Data provided -
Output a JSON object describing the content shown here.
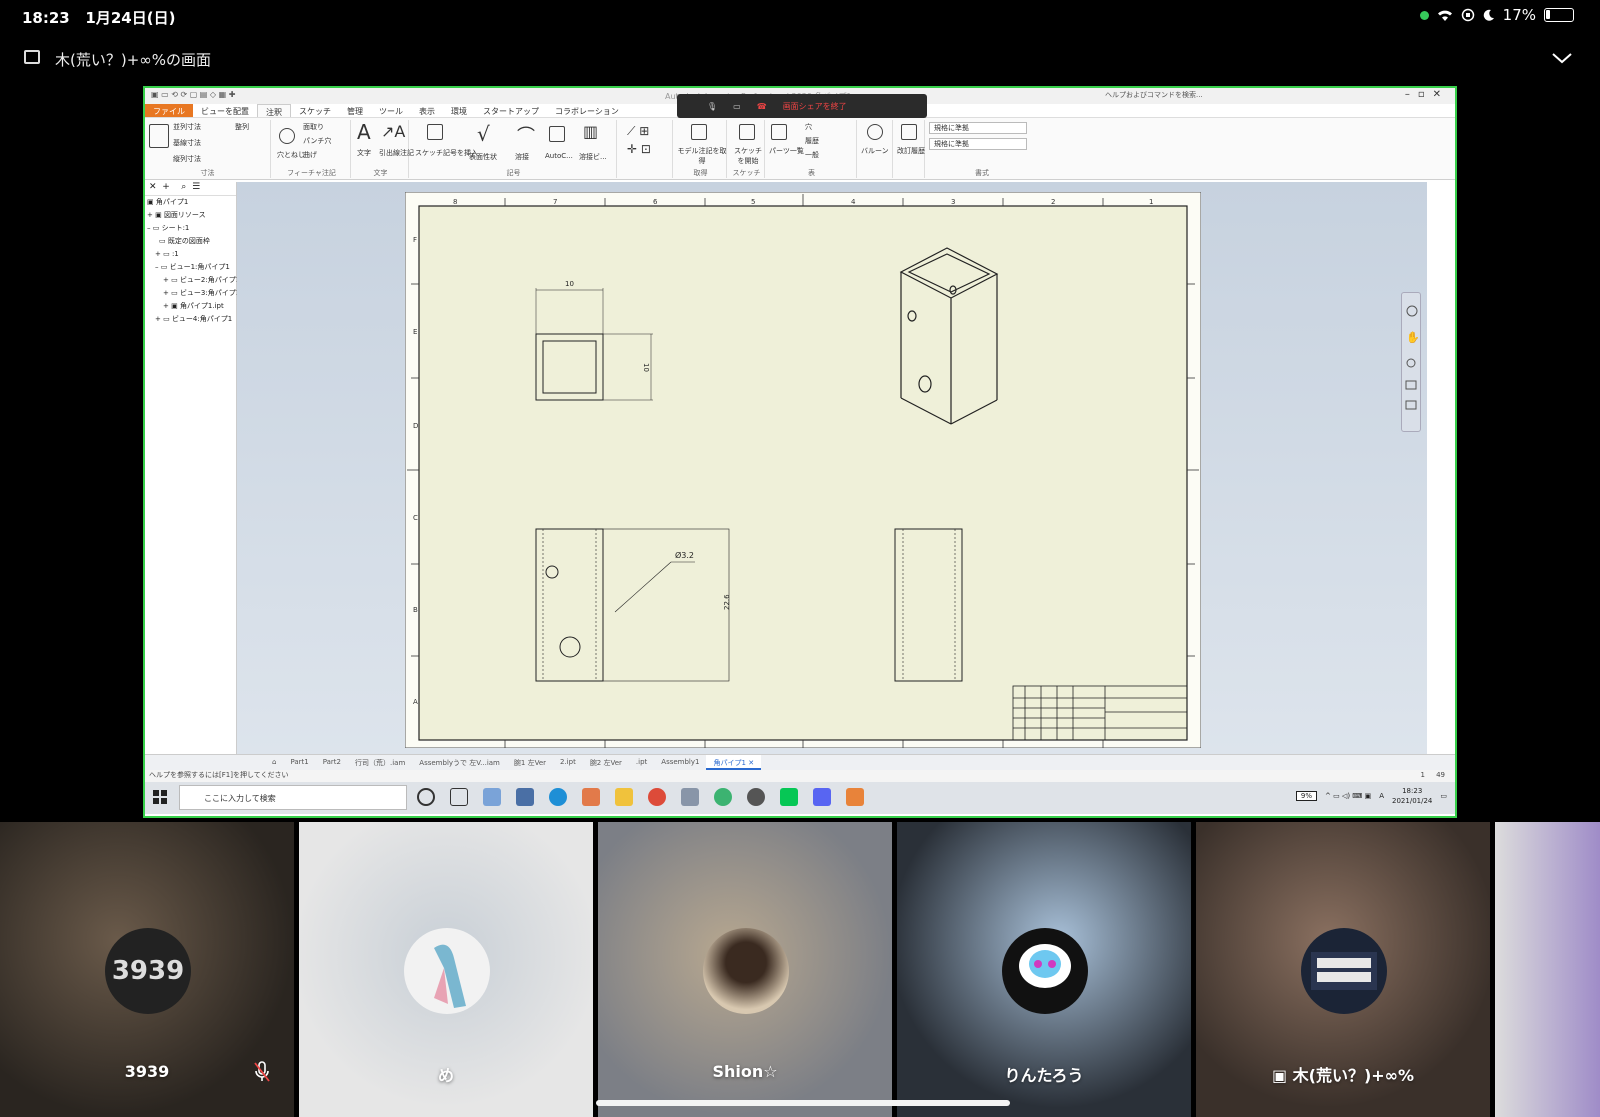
{
  "status_bar": {
    "time": "18:23",
    "date": "1月24日(日)",
    "battery": "17%"
  },
  "share": {
    "title": "木(荒い？)+∞%の画面"
  },
  "inventor": {
    "app_title": "Autodesk Inventor Professional 2020   角パイプ1",
    "help_search": "ヘルプおよびコマンドを検索...",
    "call_end_share": "画面シェアを終了",
    "ribbon_tabs": [
      "ファイル",
      "ビューを配置",
      "注釈",
      "スケッチ",
      "管理",
      "ツール",
      "表示",
      "環境",
      "スタートアップ",
      "コラボレーション"
    ],
    "ribbon_groups": {
      "dimension": {
        "label": "寸法",
        "items": [
          "並列寸法",
          "基線寸法",
          "縦列寸法",
          "整列"
        ]
      },
      "feature_note": {
        "label": "フィーチャ注記",
        "items": [
          "面取り",
          "パンチ穴",
          "曲げ",
          "穴とねじ"
        ]
      },
      "text": {
        "label": "文字",
        "items": [
          "文字",
          "引出線注記"
        ]
      },
      "symbols": {
        "label": "記号",
        "items": [
          "スケッチ記号を挿入",
          "表面性状",
          "溶接",
          "AutoC...",
          "溶接ビ..."
        ]
      },
      "retrieve": {
        "label": "取得",
        "items": [
          "モデル注記を取得"
        ]
      },
      "sketch": {
        "label": "スケッチ",
        "items": [
          "スケッチを開始"
        ]
      },
      "table": {
        "label": "表",
        "items": [
          "パーツ一覧",
          "穴",
          "履歴",
          "一般"
        ]
      },
      "balloon": {
        "label": "",
        "items": [
          "バルーン"
        ]
      },
      "revision": {
        "label": "",
        "items": [
          "改訂履歴"
        ]
      },
      "format": {
        "label": "書式",
        "select1": "規格に準拠",
        "select2": "規格に準拠"
      }
    },
    "browser": {
      "items": [
        "角パイプ1",
        "図面リソース",
        "シート:1",
        "既定の図面枠",
        ":1",
        "ビュー1:角パイプ1",
        "ビュー2:角パイプ1",
        "ビュー3:角パイプ1",
        "角パイプ1.ipt",
        "ビュー4:角パイプ1"
      ]
    },
    "drawing": {
      "dim_top_width": "10",
      "dim_side": "10",
      "dim_hole": "Ø3.2",
      "dim_height": "22.6",
      "col_labels": [
        "8",
        "7",
        "6",
        "5",
        "4",
        "3",
        "2",
        "1"
      ],
      "row_labels": [
        "F",
        "E",
        "D",
        "C",
        "B",
        "A"
      ]
    },
    "sheet_tabs": [
      "Part1",
      "Part2",
      "行司（荒）.iam",
      "Assemblyうで 左V...iam",
      "腕1 左Ver",
      "2.ipt",
      "腕2 左Ver",
      ".ipt",
      "Assembly1",
      "角パイプ1"
    ],
    "status_text": "ヘルプを参照するには[F1]を押してください",
    "pages": [
      "1",
      "49"
    ],
    "taskbar": {
      "search_placeholder": "ここに入力して検索",
      "battery": "9%",
      "clock_time": "18:23",
      "clock_date": "2021/01/24",
      "ime": "A"
    }
  },
  "participants": [
    {
      "name": "3939",
      "muted": true,
      "color": "#3a3530"
    },
    {
      "name": "め",
      "muted": false,
      "color": "#d8d8d8"
    },
    {
      "name": "Shion☆",
      "muted": false,
      "color": "#8a8478"
    },
    {
      "name": "りんたろう",
      "muted": false,
      "color": "#5b6878"
    },
    {
      "name": "木(荒い？)+∞%",
      "muted": false,
      "color": "#5a4a40"
    }
  ]
}
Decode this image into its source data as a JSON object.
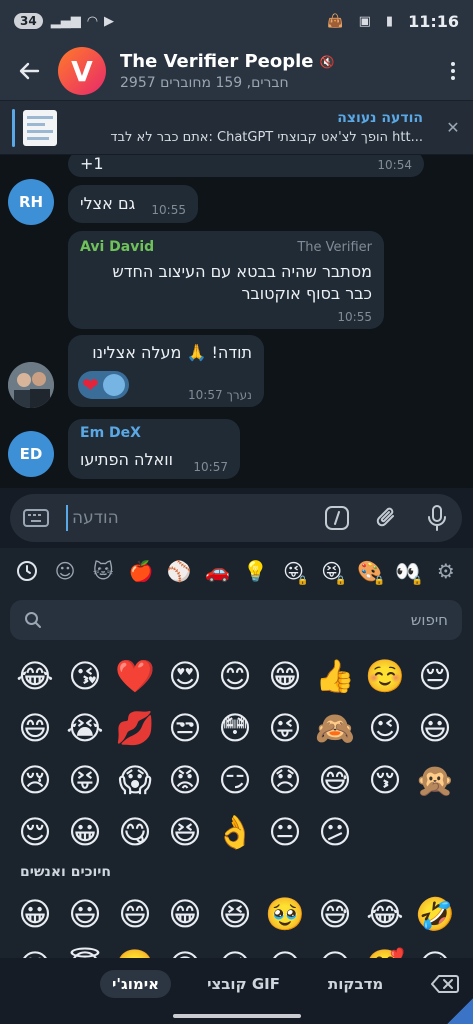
{
  "status_bar": {
    "badge": "34",
    "time": "11:16"
  },
  "header": {
    "title": "The Verifier People",
    "subtitle": "2957 חברים, 159 מחוברים",
    "logo_letter": "V"
  },
  "pinned": {
    "title": "הודעה נעוצה",
    "body": "אתם כבר לא לבד: ChatGPT הופך לצ'אט קבוצתי  htt..."
  },
  "messages": [
    {
      "text": "+1",
      "time": "10:54"
    },
    {
      "avatar": "RH",
      "avatar_color": "#3d8fd6",
      "text": "גם אצלי",
      "time": "10:55"
    },
    {
      "sender": "Avi David",
      "sender_color": "#6fc25a",
      "admin": "The Verifier",
      "text": "מסתבר שהיה בבטא עם העיצוב החדש כבר בסוף אוקטובר",
      "time": "10:55"
    },
    {
      "text": "תודה! 🙏 מעלה אצלינו",
      "time": "10:57",
      "edited": "נערך"
    },
    {
      "avatar": "ED",
      "avatar_color": "#3d8fd6",
      "sender": "Em DeX",
      "sender_color": "#5aa9e6",
      "text": "וואלה הפתיעו",
      "time": "10:57"
    }
  ],
  "input": {
    "placeholder": "הודעה"
  },
  "emoji_panel": {
    "categories": [
      "recent-icon",
      "smileys-icon",
      "animals-icon",
      "food-icon",
      "sports-icon",
      "travel-icon",
      "objects-icon",
      "pack-1",
      "pack-2",
      "pack-3",
      "pack-4",
      "settings-icon"
    ],
    "search_placeholder": "חיפוש",
    "recent": [
      "😂",
      "😘",
      "❤️",
      "😍",
      "😊",
      "😁",
      "👍",
      "☺️",
      "😔",
      "😄",
      "😭",
      "💋",
      "😒",
      "😳",
      "😜",
      "🙈",
      "😉",
      "😃",
      "😢",
      "😝",
      "😱",
      "😡",
      "😏",
      "😞",
      "😅",
      "😚",
      "🙊",
      "😌",
      "😀",
      "😋",
      "😆",
      "👌",
      "😐",
      "😕"
    ],
    "section_title": "חיוכים ואנשים",
    "people": [
      "😀",
      "😃",
      "😄",
      "😁",
      "😆",
      "🥹",
      "😅",
      "😂",
      "🤣",
      "😊",
      "😇",
      "🙂",
      "🙃",
      "😉",
      "😌",
      "😍",
      "🥰",
      "😘"
    ]
  },
  "bottom_tabs": {
    "stickers": "מדבקות",
    "gifs": "קובצי GIF",
    "emoji": "אימוג'י"
  }
}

Task details - From the records given above, copy all lines containing "icon".

Solution for this exercise -
      "recent-icon",
      "smileys-icon",
      "animals-icon",
      "food-icon",
      "sports-icon",
      "travel-icon",
      "objects-icon",
      "settings-icon"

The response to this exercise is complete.